** Begin **
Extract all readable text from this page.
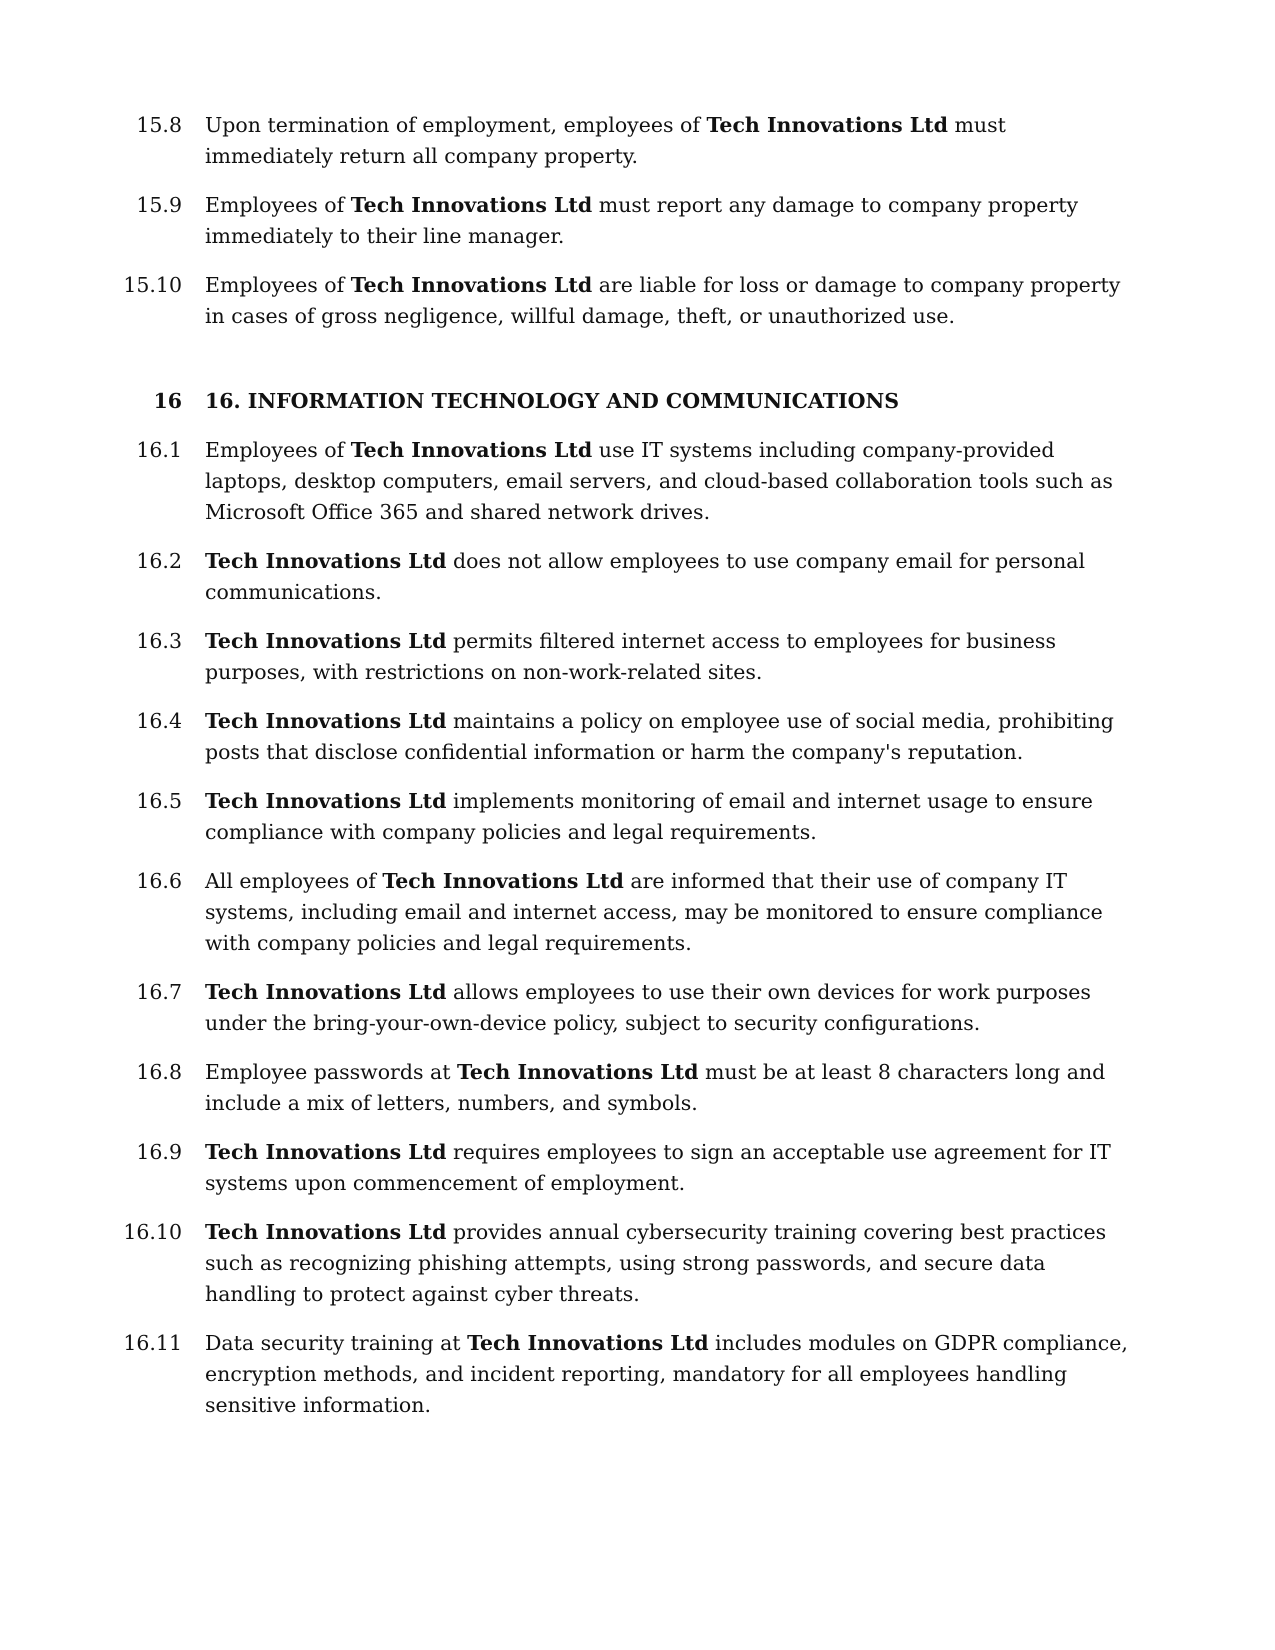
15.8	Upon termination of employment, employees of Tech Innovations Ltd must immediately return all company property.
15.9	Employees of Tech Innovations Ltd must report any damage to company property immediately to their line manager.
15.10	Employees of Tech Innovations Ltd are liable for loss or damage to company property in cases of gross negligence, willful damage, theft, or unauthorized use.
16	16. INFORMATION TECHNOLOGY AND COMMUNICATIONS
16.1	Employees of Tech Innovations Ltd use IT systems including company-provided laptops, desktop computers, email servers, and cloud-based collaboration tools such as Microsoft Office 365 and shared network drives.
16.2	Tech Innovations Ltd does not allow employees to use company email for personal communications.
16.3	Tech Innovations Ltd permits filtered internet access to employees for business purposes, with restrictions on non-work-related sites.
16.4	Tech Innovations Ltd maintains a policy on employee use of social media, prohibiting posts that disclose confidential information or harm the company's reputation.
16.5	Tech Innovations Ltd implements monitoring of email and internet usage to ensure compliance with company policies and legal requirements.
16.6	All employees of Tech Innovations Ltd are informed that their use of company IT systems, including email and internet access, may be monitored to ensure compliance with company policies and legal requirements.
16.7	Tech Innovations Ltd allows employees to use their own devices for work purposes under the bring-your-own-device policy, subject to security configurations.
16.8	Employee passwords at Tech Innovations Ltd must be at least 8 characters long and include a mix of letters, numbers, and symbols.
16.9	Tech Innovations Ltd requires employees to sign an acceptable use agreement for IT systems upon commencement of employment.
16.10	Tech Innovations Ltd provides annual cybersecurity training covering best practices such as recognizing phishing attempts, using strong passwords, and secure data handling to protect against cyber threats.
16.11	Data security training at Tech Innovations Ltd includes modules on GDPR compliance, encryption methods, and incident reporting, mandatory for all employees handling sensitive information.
** End **
** Begin **
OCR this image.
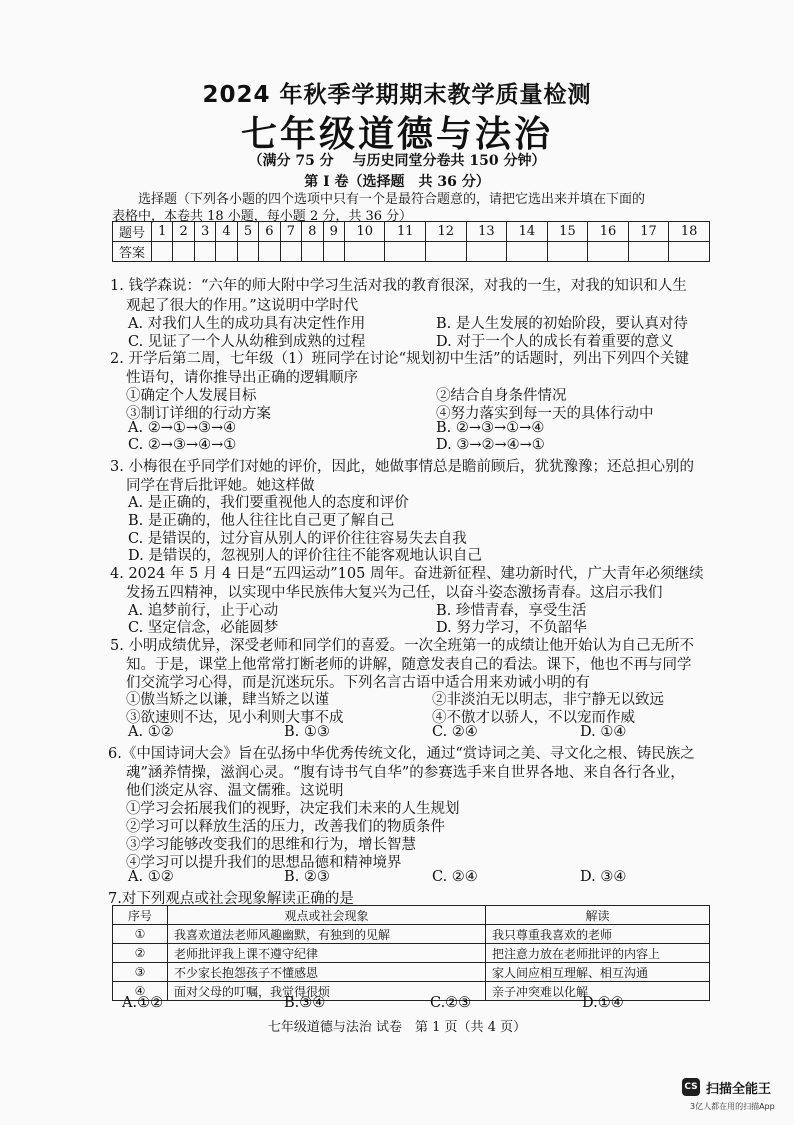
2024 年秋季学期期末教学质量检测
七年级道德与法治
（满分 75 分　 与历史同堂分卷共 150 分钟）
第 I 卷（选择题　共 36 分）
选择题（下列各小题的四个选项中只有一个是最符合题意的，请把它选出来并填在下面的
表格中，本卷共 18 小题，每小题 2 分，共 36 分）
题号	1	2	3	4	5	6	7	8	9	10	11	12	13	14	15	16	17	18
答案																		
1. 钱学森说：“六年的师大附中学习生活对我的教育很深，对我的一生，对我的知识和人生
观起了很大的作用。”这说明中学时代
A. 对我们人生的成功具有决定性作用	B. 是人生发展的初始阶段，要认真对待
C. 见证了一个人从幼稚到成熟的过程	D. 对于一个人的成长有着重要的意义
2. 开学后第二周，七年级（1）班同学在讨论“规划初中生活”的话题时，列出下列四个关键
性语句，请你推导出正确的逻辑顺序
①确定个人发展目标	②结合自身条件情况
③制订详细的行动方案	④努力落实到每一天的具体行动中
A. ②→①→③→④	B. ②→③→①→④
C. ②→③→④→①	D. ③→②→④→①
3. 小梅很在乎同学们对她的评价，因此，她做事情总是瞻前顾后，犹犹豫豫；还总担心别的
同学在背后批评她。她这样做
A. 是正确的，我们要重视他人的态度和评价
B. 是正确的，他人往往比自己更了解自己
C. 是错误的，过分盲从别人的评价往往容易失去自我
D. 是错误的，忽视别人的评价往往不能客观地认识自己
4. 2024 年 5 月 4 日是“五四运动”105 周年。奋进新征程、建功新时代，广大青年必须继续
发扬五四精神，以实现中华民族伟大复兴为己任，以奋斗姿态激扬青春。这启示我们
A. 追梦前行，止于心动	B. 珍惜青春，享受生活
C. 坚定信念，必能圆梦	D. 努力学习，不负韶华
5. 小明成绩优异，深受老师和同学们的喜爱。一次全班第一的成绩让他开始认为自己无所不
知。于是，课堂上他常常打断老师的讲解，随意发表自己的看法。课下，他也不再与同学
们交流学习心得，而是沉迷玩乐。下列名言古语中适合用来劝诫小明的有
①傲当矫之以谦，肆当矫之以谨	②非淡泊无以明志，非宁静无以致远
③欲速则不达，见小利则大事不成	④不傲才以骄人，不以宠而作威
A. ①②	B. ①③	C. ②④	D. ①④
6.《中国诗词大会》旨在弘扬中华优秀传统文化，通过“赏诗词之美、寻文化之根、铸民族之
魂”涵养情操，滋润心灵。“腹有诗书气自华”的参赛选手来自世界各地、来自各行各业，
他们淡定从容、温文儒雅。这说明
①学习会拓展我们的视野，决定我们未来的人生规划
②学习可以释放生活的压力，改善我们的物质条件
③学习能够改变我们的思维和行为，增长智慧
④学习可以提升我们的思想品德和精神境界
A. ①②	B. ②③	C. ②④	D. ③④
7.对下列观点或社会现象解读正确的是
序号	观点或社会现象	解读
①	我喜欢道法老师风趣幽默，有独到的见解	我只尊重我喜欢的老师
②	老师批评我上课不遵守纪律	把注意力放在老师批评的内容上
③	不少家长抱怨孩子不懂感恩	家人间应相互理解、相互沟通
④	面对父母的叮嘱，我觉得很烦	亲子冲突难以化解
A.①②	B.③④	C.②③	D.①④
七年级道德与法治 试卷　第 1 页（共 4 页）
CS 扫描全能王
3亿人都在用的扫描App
** End **
#### What you will do:
Filter the records for lines holding the string "this". Copy each one.

#### Task result:
Extract all readable text from this page.
OCR this image.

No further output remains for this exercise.